» **Directions**: How many lines of the records hold the string "content"? Reply with the number alone.
begin Supplied material
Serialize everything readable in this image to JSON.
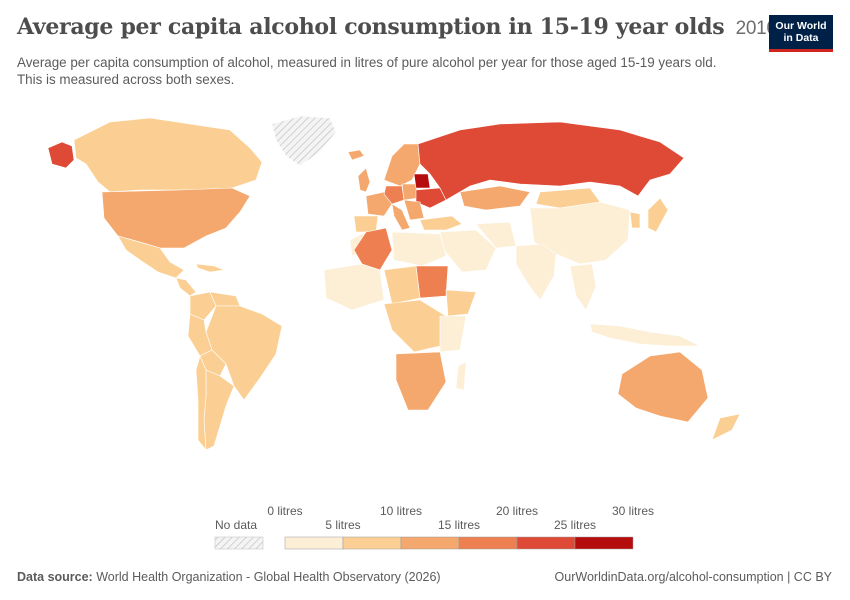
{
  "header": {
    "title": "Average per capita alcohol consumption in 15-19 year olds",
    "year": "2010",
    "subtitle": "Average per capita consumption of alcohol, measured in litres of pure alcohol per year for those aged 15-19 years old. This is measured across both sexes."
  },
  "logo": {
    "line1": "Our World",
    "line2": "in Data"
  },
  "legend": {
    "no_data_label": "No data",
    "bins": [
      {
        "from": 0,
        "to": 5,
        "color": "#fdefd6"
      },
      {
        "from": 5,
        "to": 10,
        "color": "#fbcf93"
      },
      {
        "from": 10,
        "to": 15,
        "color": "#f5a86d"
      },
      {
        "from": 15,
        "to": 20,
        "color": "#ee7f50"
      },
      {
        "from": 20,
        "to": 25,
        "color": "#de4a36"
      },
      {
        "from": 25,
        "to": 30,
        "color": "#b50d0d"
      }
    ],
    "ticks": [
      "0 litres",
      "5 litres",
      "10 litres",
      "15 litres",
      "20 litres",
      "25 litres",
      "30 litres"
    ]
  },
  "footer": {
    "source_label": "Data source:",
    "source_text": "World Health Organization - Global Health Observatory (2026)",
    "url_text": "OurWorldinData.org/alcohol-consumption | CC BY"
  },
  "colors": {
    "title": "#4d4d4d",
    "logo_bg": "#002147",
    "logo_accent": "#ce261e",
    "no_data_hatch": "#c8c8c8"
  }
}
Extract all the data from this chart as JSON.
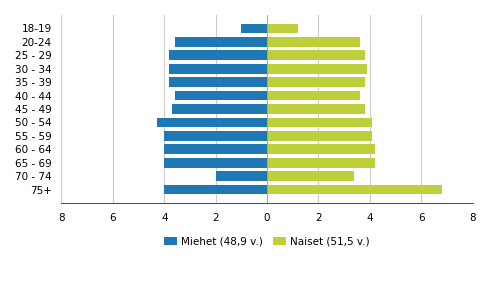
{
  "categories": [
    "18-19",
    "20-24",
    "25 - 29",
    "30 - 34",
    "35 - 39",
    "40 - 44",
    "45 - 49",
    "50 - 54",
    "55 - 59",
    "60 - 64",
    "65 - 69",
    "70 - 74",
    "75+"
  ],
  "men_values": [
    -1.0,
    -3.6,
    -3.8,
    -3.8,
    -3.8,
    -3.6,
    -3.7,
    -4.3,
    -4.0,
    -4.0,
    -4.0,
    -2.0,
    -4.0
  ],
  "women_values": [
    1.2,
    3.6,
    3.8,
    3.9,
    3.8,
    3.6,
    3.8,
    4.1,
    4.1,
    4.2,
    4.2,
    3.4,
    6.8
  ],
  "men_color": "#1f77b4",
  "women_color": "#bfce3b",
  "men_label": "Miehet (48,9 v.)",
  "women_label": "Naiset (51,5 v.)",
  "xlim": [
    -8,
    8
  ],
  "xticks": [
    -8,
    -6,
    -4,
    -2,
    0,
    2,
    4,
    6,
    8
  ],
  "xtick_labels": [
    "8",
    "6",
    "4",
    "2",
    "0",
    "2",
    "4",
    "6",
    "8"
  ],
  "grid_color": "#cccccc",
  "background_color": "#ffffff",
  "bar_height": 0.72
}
end Supplied material
begin Supplied material
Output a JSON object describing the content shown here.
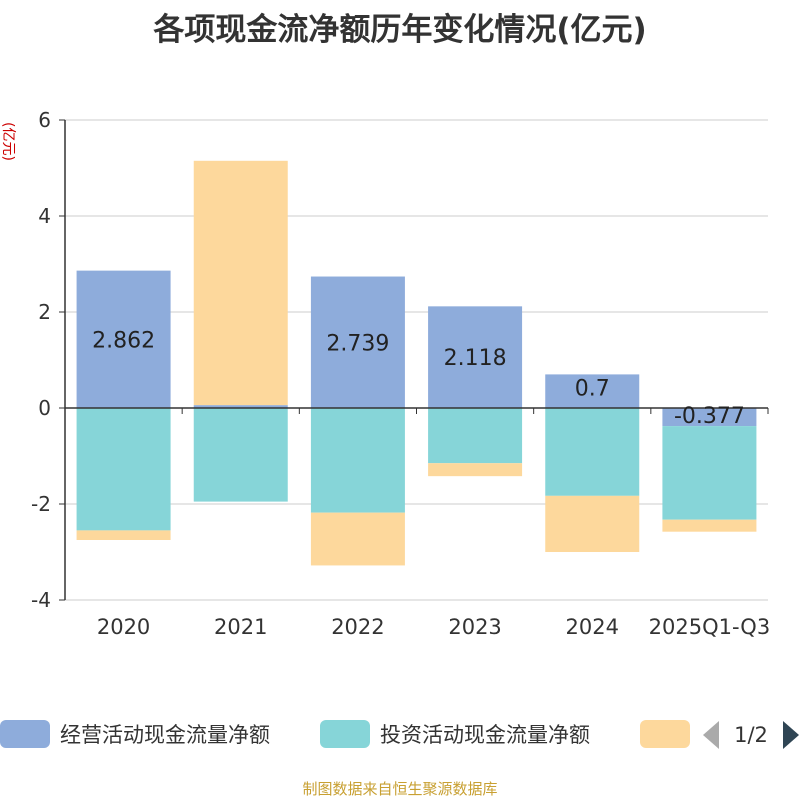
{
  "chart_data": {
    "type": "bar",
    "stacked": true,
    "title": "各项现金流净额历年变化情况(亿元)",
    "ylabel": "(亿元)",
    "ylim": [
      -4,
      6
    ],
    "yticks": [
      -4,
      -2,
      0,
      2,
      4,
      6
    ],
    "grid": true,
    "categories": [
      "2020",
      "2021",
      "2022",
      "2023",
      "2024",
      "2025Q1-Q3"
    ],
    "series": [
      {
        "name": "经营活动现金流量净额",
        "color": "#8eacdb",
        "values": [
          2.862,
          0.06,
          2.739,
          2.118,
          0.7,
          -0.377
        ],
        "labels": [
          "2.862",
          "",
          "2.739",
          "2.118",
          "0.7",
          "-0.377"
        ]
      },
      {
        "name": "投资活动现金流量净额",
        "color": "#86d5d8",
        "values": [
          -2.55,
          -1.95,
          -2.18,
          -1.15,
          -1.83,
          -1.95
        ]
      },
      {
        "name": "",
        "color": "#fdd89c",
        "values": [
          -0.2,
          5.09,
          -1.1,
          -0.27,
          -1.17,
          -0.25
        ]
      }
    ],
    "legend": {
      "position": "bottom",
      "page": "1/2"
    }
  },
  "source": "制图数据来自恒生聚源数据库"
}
end Supplied material
begin Supplied material
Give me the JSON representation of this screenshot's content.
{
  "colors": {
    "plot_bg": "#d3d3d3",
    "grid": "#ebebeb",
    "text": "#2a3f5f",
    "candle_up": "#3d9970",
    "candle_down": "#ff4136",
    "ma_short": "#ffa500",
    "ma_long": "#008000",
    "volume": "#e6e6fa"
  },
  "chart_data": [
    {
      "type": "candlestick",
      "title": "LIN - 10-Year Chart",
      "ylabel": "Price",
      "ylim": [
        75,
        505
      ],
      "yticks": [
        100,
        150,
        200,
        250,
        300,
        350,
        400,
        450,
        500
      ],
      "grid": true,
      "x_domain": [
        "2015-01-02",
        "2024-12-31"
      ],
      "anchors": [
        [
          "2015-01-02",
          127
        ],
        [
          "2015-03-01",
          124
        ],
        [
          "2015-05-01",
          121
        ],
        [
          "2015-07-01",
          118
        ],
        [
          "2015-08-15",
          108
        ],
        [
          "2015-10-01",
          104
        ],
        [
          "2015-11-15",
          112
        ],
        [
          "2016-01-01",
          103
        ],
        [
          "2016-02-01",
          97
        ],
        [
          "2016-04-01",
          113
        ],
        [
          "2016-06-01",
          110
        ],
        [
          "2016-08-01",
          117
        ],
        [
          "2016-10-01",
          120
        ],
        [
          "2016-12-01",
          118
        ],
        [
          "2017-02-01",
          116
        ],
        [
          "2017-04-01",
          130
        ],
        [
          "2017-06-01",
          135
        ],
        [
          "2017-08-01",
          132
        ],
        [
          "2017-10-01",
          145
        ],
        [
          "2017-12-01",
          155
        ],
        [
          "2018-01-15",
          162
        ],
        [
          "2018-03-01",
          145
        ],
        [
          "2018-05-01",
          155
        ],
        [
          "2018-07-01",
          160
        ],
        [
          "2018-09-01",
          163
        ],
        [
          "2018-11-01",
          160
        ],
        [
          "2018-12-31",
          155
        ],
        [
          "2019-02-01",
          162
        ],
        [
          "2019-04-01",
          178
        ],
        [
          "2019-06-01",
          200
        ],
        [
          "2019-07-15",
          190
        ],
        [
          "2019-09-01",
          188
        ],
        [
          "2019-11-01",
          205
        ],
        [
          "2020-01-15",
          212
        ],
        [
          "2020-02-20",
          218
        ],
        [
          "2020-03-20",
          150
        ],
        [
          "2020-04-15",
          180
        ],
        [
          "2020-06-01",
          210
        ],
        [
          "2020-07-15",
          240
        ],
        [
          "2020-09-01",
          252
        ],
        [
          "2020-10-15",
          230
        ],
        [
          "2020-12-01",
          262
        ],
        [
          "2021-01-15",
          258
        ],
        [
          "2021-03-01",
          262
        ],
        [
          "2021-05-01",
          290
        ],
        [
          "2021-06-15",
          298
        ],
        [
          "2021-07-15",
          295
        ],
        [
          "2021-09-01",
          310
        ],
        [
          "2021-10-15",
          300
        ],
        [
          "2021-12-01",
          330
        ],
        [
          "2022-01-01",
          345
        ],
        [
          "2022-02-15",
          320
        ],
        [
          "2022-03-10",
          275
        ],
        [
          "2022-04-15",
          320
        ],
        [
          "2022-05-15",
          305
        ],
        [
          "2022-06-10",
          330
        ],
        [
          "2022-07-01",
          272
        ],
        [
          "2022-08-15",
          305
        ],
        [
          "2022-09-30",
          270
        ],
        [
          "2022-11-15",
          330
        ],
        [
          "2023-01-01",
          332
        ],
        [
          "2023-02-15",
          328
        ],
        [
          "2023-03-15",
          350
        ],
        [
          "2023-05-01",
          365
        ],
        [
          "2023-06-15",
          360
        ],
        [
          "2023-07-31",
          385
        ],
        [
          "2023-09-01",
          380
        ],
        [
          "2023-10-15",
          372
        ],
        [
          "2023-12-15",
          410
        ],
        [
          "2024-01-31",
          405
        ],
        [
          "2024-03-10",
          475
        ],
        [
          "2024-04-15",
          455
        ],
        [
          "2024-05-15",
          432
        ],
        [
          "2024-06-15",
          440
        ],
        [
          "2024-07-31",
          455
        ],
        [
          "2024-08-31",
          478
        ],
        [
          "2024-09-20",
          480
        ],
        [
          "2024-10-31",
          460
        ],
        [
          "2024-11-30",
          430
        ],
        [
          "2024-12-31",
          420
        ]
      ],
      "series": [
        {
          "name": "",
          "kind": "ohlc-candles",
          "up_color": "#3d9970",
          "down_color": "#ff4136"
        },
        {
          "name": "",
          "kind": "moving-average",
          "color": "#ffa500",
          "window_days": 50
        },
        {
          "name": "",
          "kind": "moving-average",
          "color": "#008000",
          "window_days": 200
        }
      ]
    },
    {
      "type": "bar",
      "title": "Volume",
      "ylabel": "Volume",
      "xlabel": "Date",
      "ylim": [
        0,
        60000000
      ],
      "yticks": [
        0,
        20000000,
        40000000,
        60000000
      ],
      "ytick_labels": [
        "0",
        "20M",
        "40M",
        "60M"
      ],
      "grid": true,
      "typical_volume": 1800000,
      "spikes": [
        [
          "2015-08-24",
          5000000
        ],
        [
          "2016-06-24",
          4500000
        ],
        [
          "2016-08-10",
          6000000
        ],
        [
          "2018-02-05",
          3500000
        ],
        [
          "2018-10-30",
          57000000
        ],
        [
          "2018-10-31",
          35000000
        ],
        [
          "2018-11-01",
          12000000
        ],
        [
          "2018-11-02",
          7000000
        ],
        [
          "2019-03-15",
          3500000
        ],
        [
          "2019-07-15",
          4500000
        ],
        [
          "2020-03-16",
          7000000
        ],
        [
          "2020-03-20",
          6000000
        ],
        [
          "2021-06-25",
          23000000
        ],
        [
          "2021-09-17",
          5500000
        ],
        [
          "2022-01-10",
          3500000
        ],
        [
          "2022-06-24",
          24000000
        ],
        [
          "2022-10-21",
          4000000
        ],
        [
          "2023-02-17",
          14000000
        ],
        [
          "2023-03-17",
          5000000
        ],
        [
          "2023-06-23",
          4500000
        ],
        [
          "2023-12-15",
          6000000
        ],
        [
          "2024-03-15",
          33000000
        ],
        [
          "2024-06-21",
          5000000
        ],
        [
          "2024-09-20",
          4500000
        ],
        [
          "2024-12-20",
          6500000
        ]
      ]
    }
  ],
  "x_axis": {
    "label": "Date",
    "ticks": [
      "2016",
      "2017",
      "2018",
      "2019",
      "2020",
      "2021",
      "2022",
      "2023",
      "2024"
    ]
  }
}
end Supplied material
» **Written solution**: 2